> **Given request**: Copy, character for character, the part of the records that opens with the line containing "insert-derive-icon[interactable]: ⤴ xyxy=(1537,89,1567,119)" and closes with the line containing "go-to-start-icon[interactable]: ⏮ xyxy=(411,1059,422,1074)", including both of those lines.

> **Dataset content**:
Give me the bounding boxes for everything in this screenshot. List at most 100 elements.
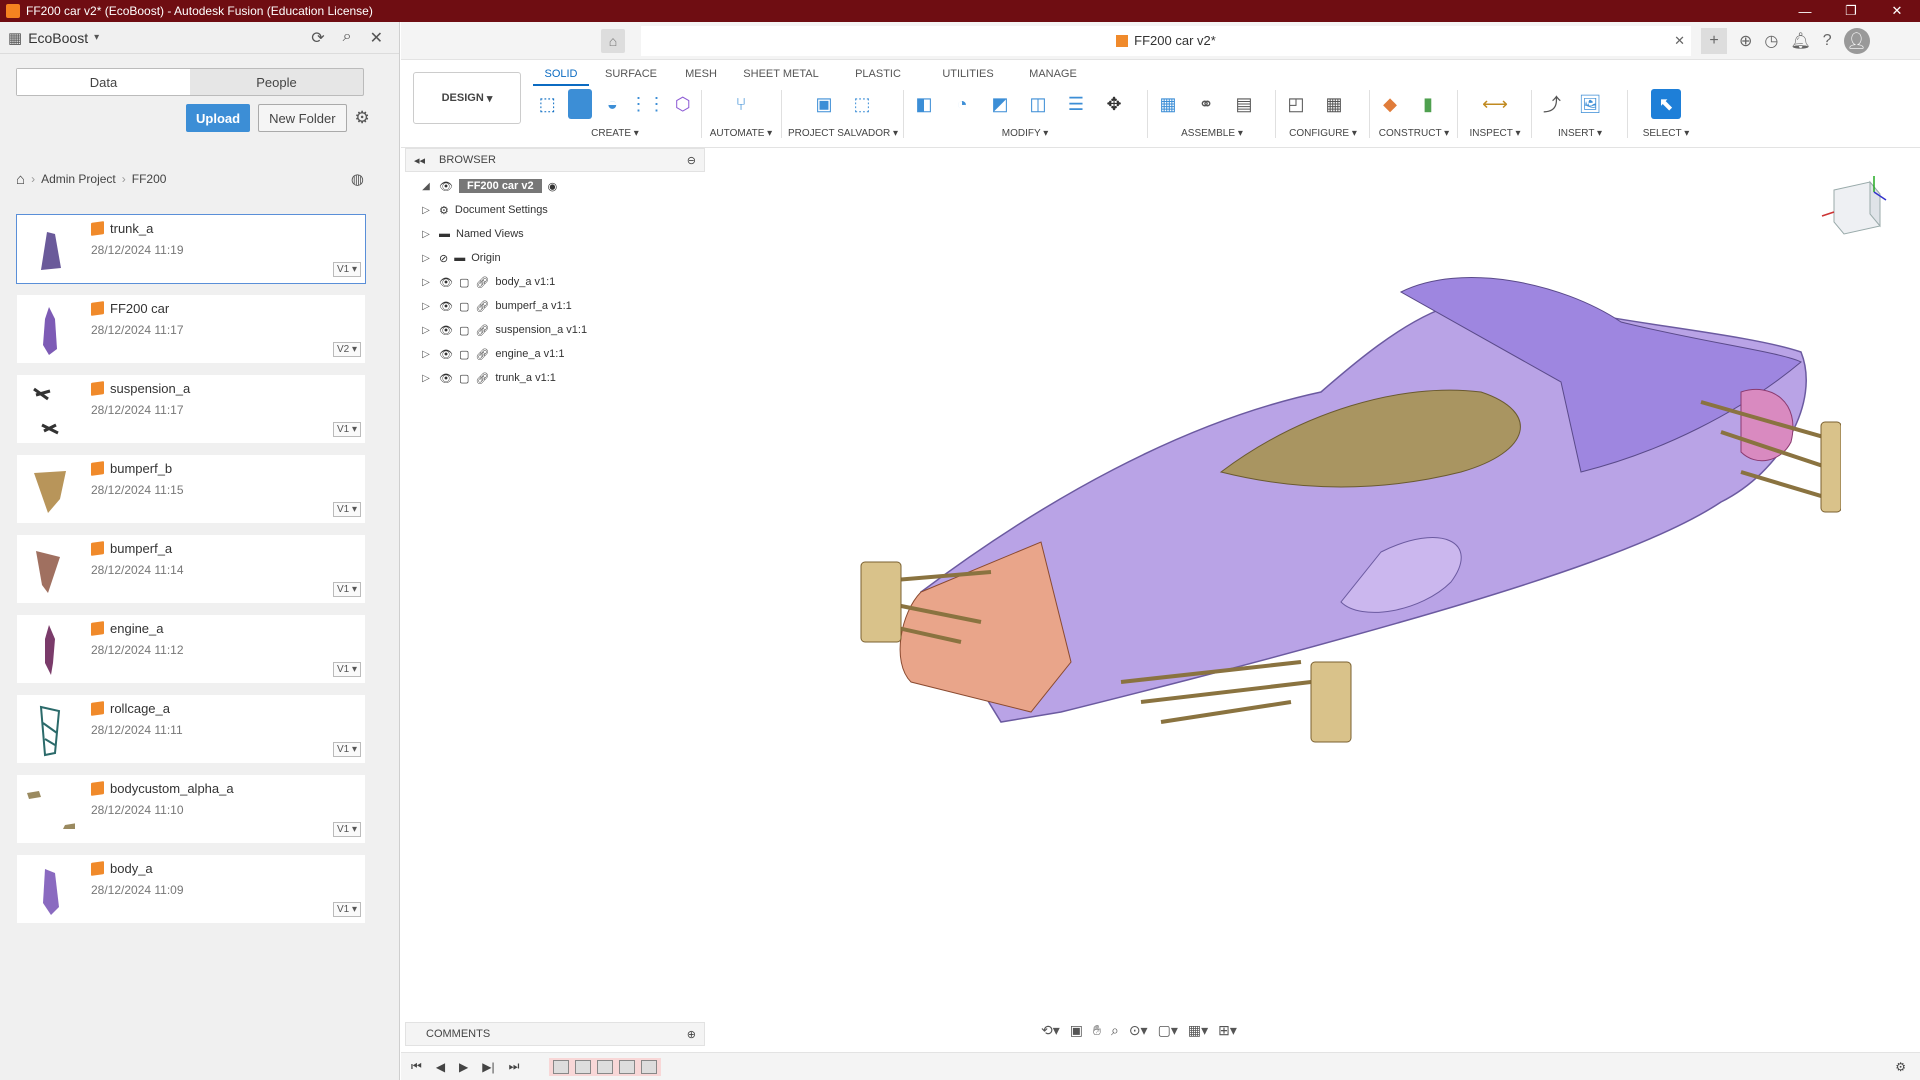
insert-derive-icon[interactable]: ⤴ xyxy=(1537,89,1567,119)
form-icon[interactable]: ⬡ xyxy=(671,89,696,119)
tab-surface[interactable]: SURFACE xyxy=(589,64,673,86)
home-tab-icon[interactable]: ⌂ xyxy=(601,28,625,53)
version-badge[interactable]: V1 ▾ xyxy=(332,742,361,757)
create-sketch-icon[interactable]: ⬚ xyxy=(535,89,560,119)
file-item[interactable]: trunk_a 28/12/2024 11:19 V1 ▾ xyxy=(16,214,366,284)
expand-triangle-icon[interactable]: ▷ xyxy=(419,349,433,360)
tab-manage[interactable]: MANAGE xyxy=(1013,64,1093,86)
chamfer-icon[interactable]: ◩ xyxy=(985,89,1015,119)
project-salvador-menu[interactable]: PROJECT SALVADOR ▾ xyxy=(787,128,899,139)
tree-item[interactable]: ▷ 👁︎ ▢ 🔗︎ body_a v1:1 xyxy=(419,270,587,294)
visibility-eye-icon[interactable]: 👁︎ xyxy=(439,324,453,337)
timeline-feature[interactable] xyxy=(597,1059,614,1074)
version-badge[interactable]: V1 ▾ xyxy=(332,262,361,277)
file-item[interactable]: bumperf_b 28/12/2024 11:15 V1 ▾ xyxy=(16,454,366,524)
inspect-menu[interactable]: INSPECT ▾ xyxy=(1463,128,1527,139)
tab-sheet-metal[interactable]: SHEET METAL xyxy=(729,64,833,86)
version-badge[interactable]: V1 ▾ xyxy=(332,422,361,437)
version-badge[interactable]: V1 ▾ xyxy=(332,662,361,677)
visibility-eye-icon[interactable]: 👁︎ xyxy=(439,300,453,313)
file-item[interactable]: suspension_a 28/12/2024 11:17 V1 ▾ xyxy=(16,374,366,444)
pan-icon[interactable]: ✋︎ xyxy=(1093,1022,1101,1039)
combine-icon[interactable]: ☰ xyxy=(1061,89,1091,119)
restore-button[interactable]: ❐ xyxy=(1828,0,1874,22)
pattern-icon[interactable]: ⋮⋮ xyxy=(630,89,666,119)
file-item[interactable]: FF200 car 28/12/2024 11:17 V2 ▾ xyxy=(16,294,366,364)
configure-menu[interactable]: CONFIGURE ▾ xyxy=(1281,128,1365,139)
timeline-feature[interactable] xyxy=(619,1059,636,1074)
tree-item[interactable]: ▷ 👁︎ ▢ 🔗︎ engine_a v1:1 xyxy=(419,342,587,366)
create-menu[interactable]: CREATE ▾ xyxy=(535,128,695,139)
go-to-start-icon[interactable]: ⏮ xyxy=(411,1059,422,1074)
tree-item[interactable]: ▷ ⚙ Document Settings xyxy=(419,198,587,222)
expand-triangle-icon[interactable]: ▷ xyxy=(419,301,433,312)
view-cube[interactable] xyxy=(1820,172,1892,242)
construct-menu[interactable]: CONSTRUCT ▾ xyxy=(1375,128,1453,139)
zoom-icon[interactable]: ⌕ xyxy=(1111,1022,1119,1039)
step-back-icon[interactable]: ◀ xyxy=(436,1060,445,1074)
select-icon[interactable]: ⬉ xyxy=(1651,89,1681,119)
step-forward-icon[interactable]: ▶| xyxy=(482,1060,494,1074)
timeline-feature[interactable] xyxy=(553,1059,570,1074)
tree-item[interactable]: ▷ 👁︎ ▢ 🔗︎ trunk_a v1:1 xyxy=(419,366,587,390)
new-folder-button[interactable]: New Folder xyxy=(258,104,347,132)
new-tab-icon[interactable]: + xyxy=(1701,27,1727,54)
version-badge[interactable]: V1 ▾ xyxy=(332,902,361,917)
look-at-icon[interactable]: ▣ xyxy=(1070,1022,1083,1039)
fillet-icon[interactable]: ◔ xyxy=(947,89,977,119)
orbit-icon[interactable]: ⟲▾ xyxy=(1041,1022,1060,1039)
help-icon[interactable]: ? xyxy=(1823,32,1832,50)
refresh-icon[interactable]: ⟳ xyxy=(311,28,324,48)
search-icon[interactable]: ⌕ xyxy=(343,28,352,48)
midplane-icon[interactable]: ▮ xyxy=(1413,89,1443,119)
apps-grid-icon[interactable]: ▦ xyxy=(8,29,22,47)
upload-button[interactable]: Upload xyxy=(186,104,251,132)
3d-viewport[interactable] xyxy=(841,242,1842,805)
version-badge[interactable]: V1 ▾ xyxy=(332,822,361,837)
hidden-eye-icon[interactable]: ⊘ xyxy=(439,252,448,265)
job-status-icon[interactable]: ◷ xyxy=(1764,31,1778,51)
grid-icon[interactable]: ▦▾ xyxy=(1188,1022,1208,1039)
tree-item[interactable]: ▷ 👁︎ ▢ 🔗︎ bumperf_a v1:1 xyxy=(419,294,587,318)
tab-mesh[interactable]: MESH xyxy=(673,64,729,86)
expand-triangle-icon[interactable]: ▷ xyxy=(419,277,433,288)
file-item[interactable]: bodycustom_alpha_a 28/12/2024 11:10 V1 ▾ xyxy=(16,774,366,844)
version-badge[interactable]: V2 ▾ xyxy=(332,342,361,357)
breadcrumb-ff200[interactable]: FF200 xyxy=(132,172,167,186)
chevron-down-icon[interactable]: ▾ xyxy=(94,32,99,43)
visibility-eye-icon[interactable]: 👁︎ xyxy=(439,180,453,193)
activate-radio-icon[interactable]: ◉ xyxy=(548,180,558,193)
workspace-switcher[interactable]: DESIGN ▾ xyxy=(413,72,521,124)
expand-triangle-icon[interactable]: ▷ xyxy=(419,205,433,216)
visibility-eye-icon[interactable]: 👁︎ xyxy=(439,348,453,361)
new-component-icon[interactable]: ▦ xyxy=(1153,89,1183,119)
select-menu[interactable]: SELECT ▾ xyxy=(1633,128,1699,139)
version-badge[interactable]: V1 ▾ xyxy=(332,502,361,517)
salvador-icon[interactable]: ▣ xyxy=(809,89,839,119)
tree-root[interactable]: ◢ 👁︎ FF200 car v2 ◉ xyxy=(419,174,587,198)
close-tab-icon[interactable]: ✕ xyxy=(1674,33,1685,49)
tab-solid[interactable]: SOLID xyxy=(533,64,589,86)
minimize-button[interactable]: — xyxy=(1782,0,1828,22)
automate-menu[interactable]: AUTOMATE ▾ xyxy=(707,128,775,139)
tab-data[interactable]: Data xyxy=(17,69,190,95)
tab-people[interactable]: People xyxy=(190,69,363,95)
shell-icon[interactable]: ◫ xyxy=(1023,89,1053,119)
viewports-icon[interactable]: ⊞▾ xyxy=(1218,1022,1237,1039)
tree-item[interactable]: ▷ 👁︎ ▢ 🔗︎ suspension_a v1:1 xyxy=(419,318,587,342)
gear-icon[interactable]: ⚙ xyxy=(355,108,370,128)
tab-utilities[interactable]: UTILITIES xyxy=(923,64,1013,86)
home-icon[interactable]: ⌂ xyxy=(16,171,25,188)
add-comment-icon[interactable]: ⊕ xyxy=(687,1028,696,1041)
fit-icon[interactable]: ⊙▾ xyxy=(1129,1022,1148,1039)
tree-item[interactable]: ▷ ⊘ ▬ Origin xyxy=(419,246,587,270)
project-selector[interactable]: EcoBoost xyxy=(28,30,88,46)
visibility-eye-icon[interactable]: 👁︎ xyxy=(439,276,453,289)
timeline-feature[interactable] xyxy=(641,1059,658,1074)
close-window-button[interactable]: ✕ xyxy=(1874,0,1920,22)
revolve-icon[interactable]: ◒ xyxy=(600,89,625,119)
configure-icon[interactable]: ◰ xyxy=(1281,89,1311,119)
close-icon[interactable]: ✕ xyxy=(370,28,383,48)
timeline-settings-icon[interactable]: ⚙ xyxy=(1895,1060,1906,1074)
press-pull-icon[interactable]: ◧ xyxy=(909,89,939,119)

==

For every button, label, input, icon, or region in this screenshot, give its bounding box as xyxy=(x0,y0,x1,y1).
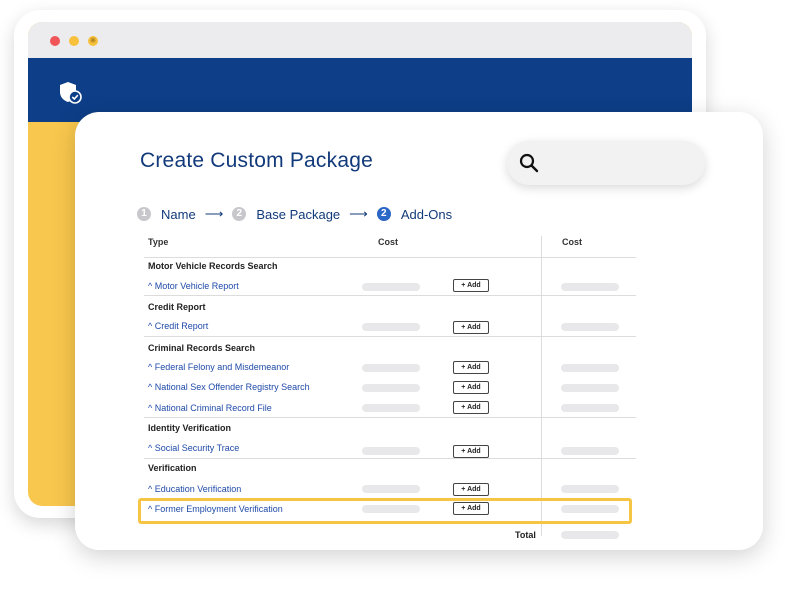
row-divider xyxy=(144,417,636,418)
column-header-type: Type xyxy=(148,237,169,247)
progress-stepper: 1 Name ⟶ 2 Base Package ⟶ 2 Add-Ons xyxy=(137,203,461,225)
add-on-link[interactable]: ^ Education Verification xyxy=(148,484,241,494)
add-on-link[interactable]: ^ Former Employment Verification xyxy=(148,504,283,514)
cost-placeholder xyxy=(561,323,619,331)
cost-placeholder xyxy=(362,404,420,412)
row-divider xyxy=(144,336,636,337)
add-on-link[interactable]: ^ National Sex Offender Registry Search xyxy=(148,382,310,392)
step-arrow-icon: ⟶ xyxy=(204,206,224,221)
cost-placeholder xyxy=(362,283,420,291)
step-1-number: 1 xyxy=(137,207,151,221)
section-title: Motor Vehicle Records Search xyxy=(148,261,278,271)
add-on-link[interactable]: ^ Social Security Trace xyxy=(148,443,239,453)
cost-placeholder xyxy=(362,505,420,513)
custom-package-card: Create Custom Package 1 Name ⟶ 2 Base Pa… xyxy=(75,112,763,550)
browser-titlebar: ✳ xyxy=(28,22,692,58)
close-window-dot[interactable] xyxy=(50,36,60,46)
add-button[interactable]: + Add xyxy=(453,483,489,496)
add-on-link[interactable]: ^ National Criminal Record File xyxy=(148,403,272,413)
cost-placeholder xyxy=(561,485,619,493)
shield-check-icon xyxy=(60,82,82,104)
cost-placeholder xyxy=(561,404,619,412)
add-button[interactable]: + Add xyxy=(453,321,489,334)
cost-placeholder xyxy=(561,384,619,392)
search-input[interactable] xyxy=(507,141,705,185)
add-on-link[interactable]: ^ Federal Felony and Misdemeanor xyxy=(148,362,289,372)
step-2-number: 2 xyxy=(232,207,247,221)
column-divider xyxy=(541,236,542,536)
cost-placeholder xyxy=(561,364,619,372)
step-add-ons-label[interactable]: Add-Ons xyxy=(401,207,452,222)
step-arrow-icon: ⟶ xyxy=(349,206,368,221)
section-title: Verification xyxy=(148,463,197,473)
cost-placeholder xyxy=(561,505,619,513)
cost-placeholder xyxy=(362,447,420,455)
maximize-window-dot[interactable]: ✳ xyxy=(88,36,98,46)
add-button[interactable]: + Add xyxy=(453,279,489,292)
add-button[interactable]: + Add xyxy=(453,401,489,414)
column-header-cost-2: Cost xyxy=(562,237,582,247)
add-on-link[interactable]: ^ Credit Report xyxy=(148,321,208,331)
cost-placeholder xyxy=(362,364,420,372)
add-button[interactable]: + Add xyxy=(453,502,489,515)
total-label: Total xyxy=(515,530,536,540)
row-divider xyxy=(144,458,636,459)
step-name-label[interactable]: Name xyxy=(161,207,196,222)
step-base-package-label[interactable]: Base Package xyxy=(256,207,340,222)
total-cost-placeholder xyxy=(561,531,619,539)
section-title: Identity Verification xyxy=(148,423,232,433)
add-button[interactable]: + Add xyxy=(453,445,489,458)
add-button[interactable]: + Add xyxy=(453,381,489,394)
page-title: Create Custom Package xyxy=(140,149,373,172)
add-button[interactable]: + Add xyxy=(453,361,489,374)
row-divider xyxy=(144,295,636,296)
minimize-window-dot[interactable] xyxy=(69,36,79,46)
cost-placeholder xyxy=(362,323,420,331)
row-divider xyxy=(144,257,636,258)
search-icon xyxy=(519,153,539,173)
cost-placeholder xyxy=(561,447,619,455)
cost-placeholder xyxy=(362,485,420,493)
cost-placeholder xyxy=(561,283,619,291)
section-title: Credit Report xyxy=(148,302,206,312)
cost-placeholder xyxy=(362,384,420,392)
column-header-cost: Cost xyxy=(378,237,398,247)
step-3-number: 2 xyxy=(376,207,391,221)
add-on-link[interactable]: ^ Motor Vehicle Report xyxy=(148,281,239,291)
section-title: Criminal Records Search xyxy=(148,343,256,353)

> **Result of the task**:
insert-derive-icon[interactable]: ⤴ xyxy=(1537,89,1567,119)
form-icon[interactable]: ⬡ xyxy=(671,89,696,119)
tab-surface[interactable]: SURFACE xyxy=(589,64,673,86)
home-tab-icon[interactable]: ⌂ xyxy=(601,28,625,53)
version-badge[interactable]: V1 ▾ xyxy=(332,742,361,757)
create-sketch-icon[interactable]: ⬚ xyxy=(535,89,560,119)
file-item[interactable]: trunk_a 28/12/2024 11:19 V1 ▾ xyxy=(16,214,366,284)
expand-triangle-icon[interactable]: ▷ xyxy=(419,349,433,360)
tab-manage[interactable]: MANAGE xyxy=(1013,64,1093,86)
chamfer-icon[interactable]: ◩ xyxy=(985,89,1015,119)
project-salvador-menu[interactable]: PROJECT SALVADOR ▾ xyxy=(787,128,899,139)
tree-item[interactable]: ▷ 👁︎ ▢ 🔗︎ body_a v1:1 xyxy=(419,270,587,294)
visibility-eye-icon[interactable]: 👁︎ xyxy=(439,324,453,337)
timeline-feature[interactable] xyxy=(597,1059,614,1074)
version-badge[interactable]: V1 ▾ xyxy=(332,262,361,277)
file-item[interactable]: bumperf_b 28/12/2024 11:15 V1 ▾ xyxy=(16,454,366,524)
inspect-menu[interactable]: INSPECT ▾ xyxy=(1463,128,1527,139)
tab-sheet-metal[interactable]: SHEET METAL xyxy=(729,64,833,86)
version-badge[interactable]: V1 ▾ xyxy=(332,422,361,437)
version-badge[interactable]: V1 ▾ xyxy=(332,662,361,677)
visibility-eye-icon[interactable]: 👁︎ xyxy=(439,300,453,313)
file-item[interactable]: suspension_a 28/12/2024 11:17 V1 ▾ xyxy=(16,374,366,444)
pan-icon[interactable]: ✋︎ xyxy=(1093,1022,1101,1039)
combine-icon[interactable]: ☰ xyxy=(1061,89,1091,119)
restore-button[interactable]: ❐ xyxy=(1828,0,1874,22)
pattern-icon[interactable]: ⋮⋮ xyxy=(630,89,666,119)
file-item[interactable]: FF200 car 28/12/2024 11:17 V2 ▾ xyxy=(16,294,366,364)
configure-menu[interactable]: CONFIGURE ▾ xyxy=(1281,128,1365,139)
timeline-feature[interactable] xyxy=(619,1059,636,1074)
tree-item[interactable]: ▷ 👁︎ ▢ 🔗︎ engine_a v1:1 xyxy=(419,342,587,366)
create-menu[interactable]: CREATE ▾ xyxy=(535,128,695,139)
go-to-start-icon[interactable]: ⏮ xyxy=(411,1059,422,1074)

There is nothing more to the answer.